**STATED GOAL:**
The data below should be printed in full, exactly, and without any of its images.

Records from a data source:
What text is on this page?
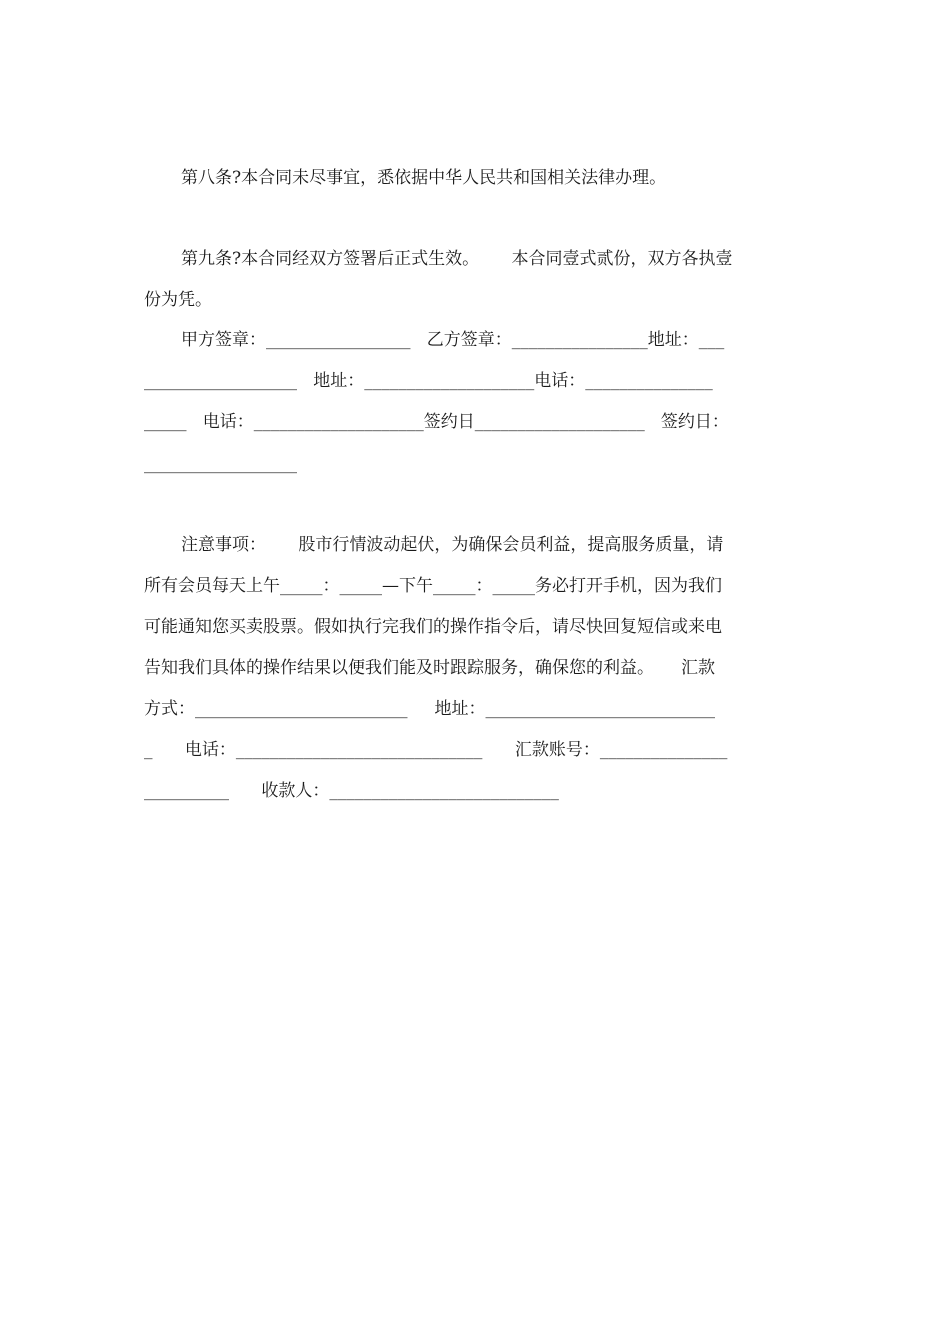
第八条?本合同未尽事宜，悉依据中华人民共和国相关法律办理。
第九条?本合同经双方签署后正式生效。      本合同壹式贰份，双方各执壹
份为凭。
甲方签章：_________________   乙方签章：________________地址：___
__________________   地址：____________________电话：_______________
_____   电话：____________________签约日____________________   签约日：
__________________
注意事项：      股市行情波动起伏，为确保会员利益，提高服务质量，请
所有会员每天上午_____：_____—下午_____：_____务必打开手机，因为我们
可能通知您买卖股票。假如执行完我们的操作指令后，请尽快回复短信或来电
告知我们具体的操作结果以便我们能及时跟踪服务，确保您的利益。     汇款
方式：_________________________     地址：___________________________
_      电话：_____________________________      汇款账号：_______________
__________      收款人：___________________________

**RESPONSE TO THE TASK:**
What text is on this page?
第八条?本合同未尽事宜，悉依据中华人民共和国相关法律办理。
第九条?本合同经双方签署后正式生效。      本合同壹式贰份，双方各执壹
份为凭。
甲方签章：_________________   乙方签章：________________地址：___
__________________   地址：____________________电话：_______________
_____   电话：____________________签约日____________________   签约日：
__________________
注意事项：      股市行情波动起伏，为确保会员利益，提高服务质量，请
所有会员每天上午_____：_____—下午_____：_____务必打开手机，因为我们
可能通知您买卖股票。假如执行完我们的操作指令后，请尽快回复短信或来电
告知我们具体的操作结果以便我们能及时跟踪服务，确保您的利益。     汇款
方式：_________________________     地址：___________________________
_      电话：_____________________________      汇款账号：_______________
__________      收款人：___________________________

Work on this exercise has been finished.